> TASK DESCRIPTION:
In the data below, find every line with the string "text" and pull it out.

> RECORDED INFORMATION:
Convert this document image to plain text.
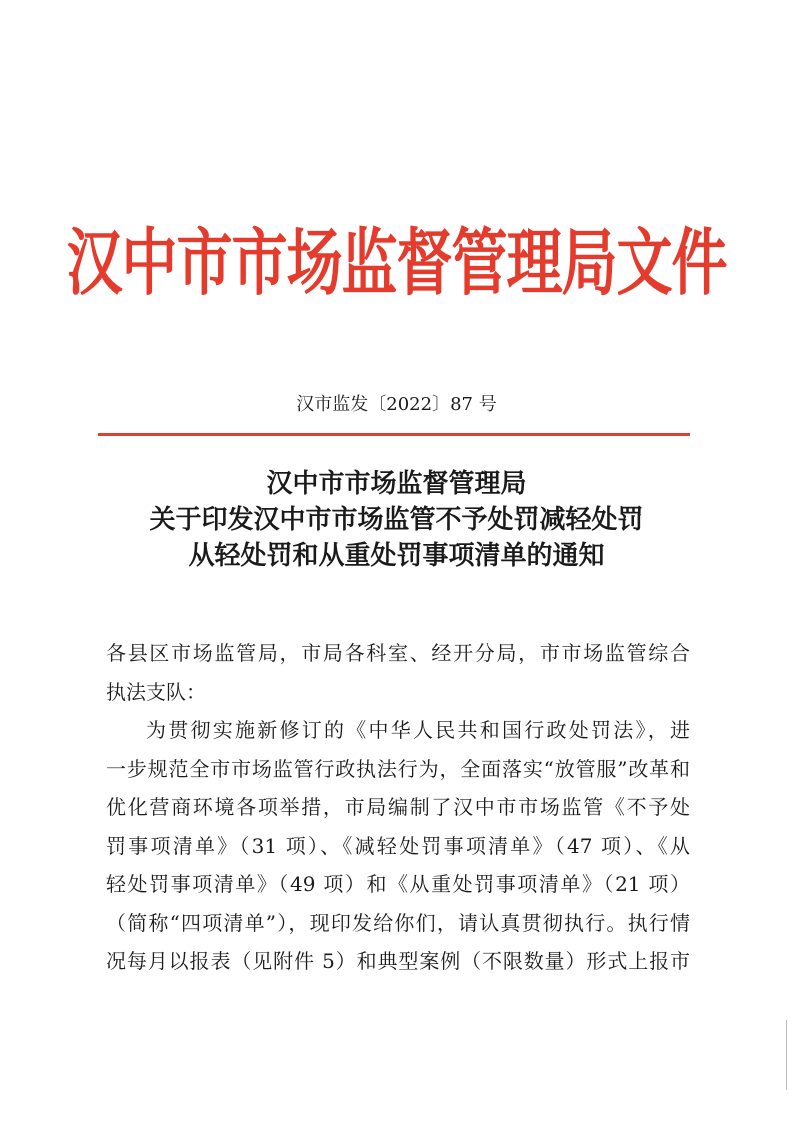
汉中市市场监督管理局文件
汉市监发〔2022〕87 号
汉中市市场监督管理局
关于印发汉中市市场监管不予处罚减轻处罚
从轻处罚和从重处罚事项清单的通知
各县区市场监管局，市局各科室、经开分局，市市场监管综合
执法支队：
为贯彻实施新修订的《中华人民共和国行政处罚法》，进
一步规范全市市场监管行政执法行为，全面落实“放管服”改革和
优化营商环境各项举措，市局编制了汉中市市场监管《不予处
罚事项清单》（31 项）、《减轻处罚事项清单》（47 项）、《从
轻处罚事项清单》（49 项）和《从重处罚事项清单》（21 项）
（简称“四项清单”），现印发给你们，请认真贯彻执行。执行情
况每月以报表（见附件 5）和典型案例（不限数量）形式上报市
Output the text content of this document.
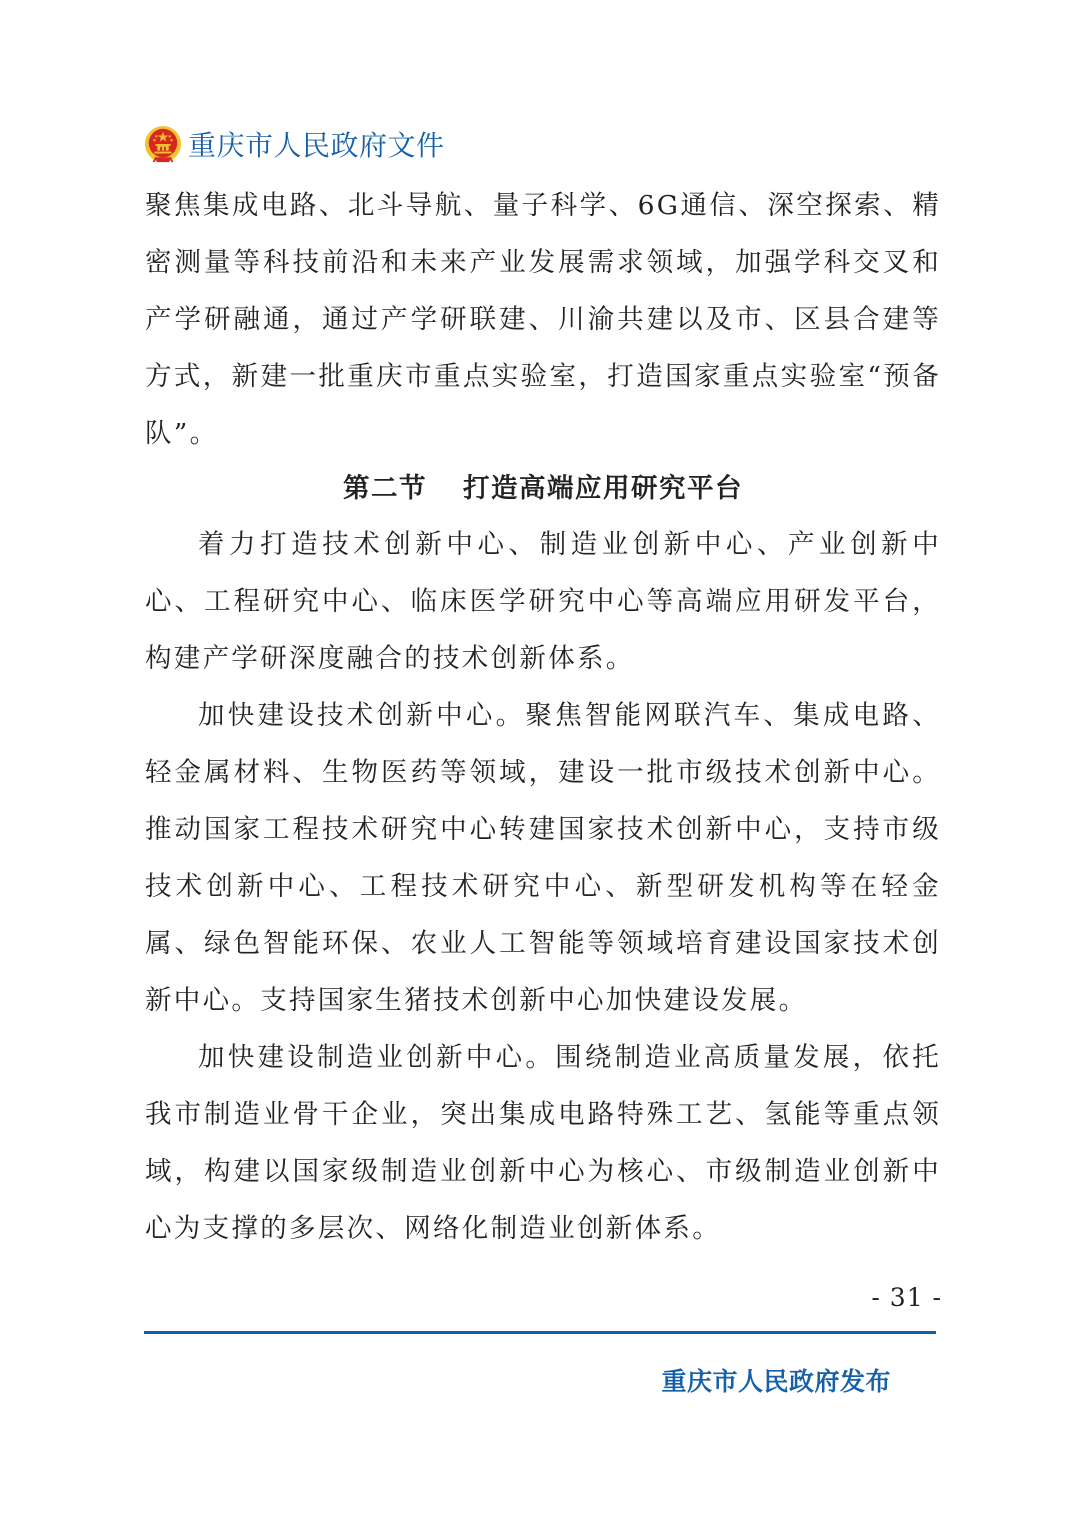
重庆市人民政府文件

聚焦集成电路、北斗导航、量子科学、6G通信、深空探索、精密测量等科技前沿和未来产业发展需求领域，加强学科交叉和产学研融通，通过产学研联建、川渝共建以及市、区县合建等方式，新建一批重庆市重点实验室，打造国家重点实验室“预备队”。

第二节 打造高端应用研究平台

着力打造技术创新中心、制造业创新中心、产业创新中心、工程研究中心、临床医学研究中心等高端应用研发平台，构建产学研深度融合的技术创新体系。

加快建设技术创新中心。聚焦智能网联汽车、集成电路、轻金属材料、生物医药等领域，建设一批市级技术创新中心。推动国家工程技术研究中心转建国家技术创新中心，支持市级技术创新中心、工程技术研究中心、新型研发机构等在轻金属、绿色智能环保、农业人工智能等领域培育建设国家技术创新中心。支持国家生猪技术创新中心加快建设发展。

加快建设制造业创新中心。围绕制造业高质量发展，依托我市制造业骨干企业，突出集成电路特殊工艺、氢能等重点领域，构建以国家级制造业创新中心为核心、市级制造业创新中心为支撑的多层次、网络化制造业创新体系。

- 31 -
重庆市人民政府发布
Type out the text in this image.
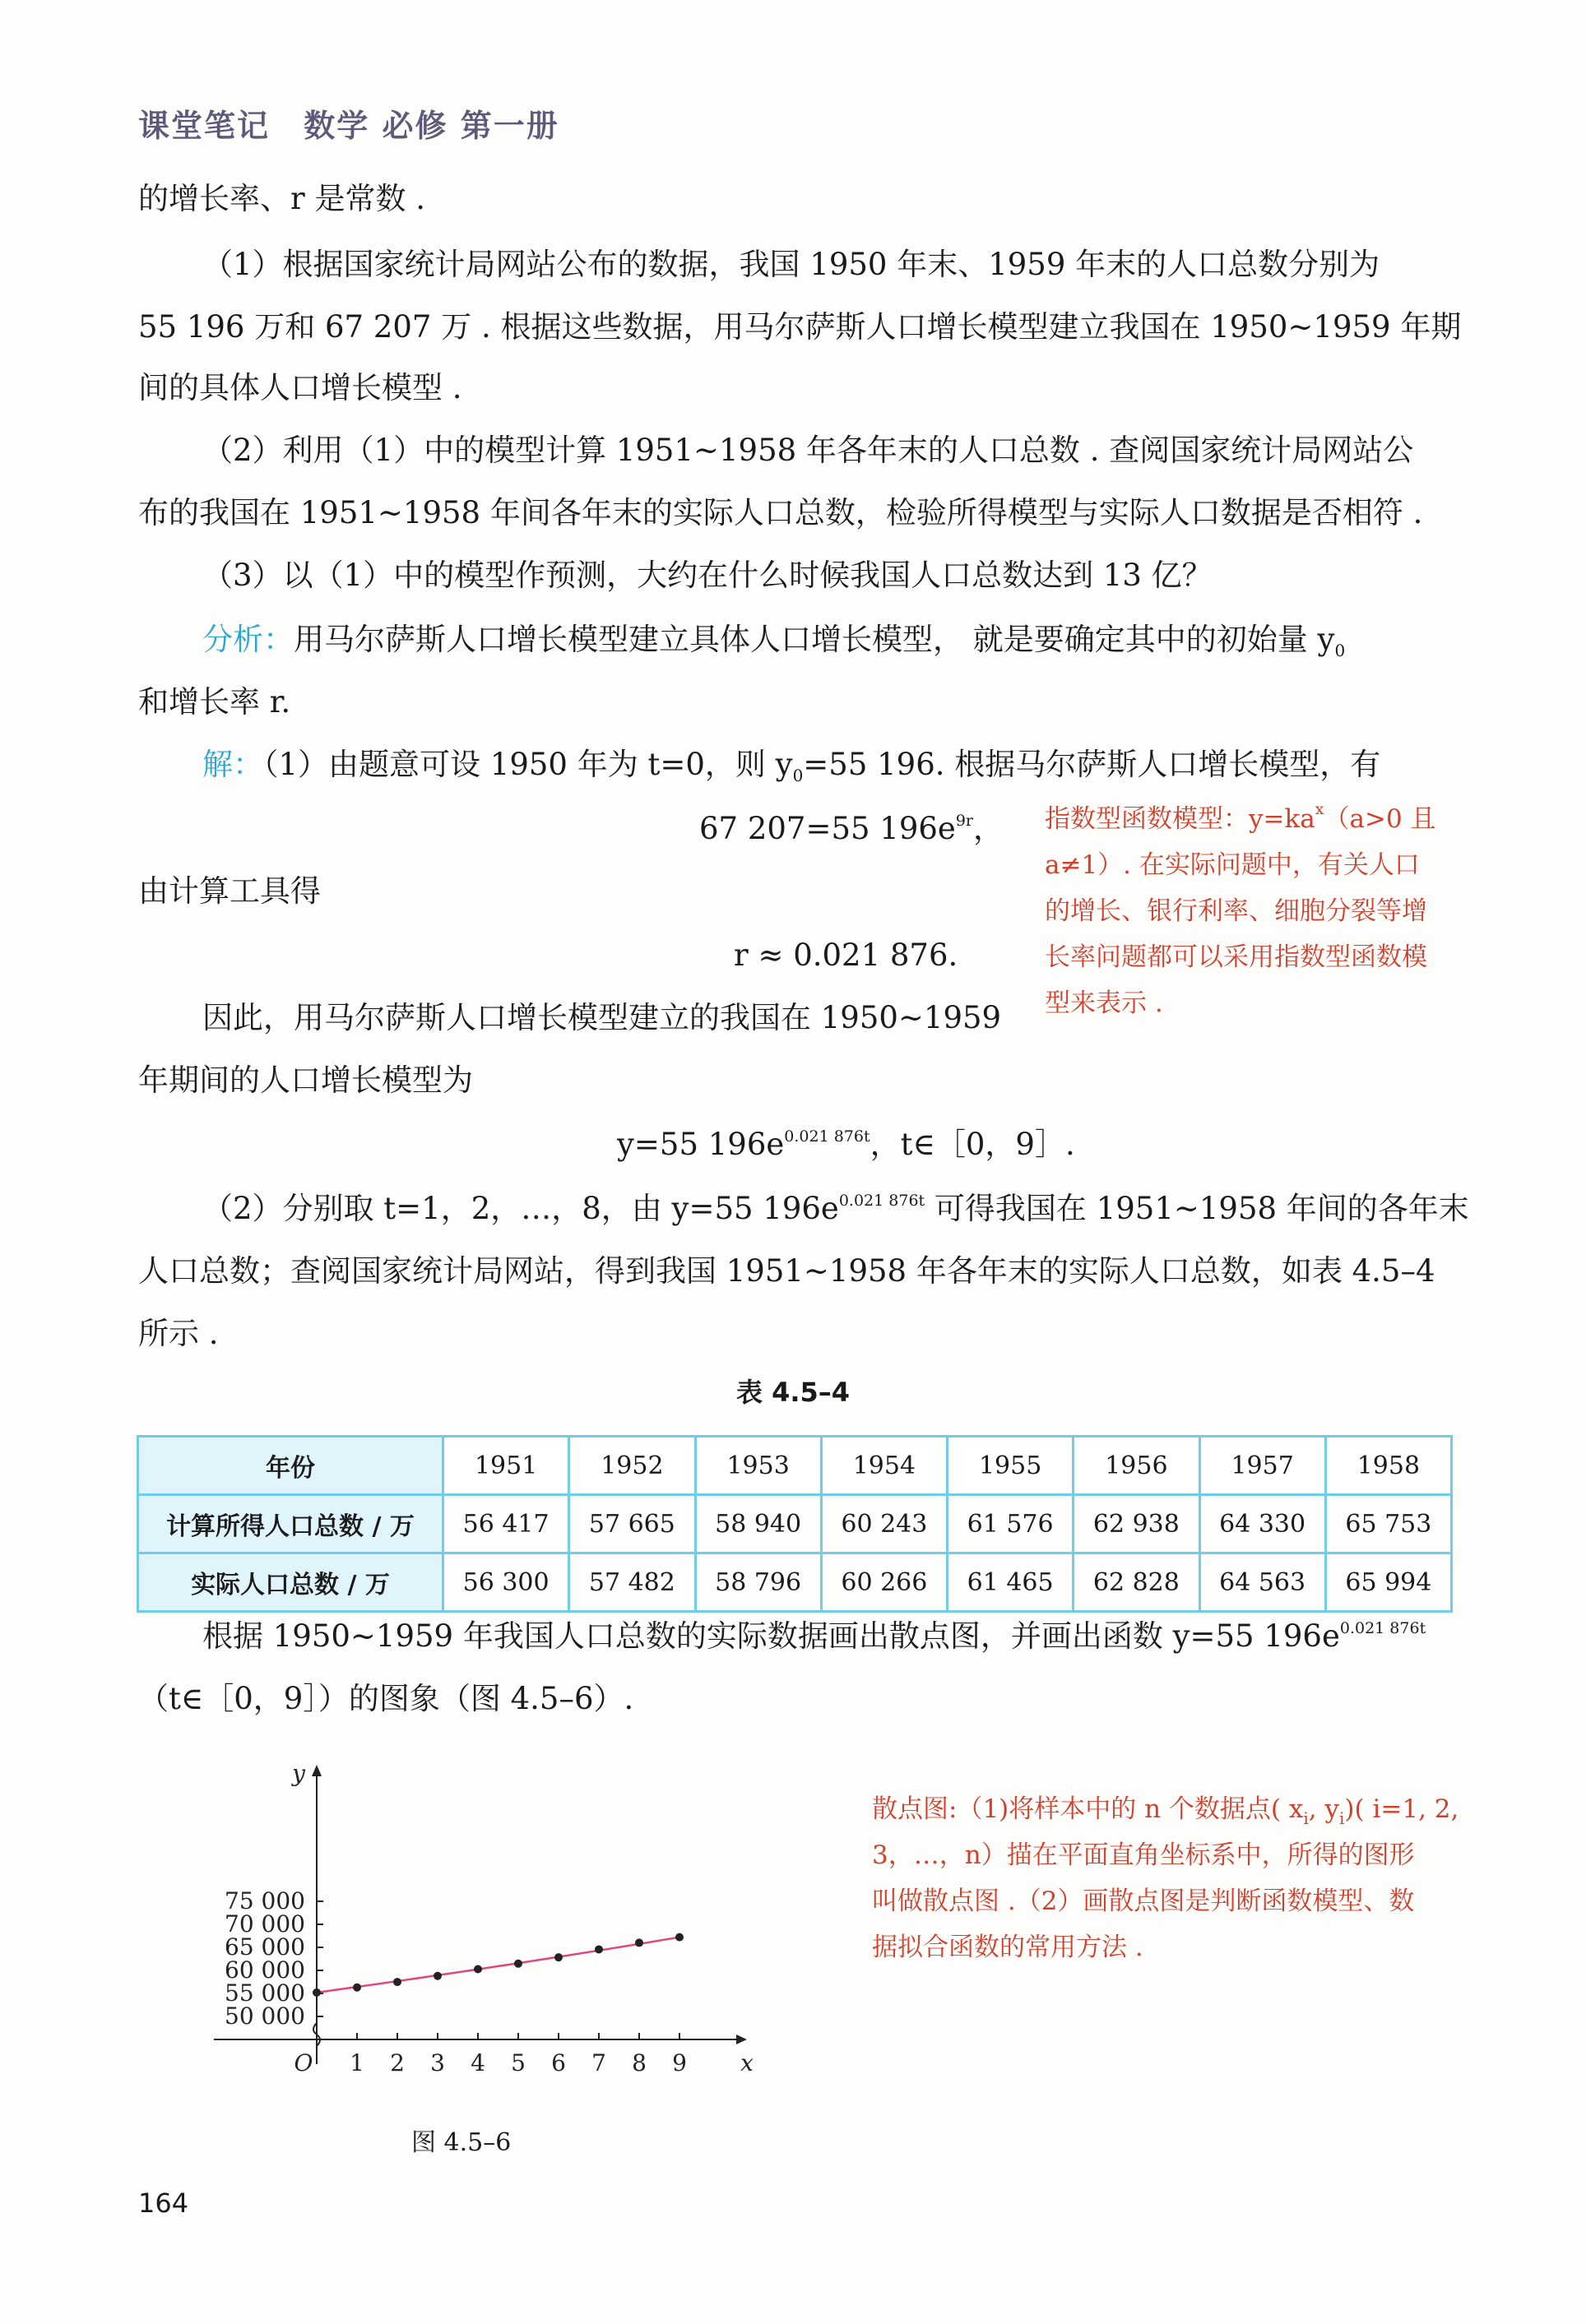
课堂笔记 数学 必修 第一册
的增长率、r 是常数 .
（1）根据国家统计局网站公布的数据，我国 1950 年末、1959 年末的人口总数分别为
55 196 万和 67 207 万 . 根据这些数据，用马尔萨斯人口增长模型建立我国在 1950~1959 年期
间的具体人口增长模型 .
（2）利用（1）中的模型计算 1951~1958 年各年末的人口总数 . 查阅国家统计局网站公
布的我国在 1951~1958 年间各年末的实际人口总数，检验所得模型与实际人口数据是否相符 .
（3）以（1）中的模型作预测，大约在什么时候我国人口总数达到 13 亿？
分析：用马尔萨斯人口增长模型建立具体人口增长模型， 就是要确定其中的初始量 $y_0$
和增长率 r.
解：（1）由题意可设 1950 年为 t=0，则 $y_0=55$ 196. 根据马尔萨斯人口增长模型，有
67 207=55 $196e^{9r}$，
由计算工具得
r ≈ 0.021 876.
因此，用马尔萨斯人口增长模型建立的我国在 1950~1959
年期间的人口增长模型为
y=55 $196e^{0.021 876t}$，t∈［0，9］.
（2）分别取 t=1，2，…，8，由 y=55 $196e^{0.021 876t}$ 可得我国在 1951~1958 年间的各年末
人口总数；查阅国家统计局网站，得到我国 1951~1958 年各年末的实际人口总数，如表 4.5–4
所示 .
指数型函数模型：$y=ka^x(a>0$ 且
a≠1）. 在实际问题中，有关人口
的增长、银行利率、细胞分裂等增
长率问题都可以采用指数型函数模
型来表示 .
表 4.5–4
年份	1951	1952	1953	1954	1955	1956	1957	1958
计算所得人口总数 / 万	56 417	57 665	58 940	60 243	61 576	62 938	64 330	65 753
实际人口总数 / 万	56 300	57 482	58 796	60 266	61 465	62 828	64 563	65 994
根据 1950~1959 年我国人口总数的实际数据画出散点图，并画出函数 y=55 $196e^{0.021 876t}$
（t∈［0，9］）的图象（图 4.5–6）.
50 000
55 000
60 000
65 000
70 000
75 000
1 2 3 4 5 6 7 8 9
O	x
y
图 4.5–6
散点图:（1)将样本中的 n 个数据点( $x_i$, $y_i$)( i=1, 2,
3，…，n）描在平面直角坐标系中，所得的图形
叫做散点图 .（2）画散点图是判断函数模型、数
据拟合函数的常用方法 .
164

> THE RESPONSE:
Convert this document image to plain text.
Output the text content of this document.
Type out the text in this image.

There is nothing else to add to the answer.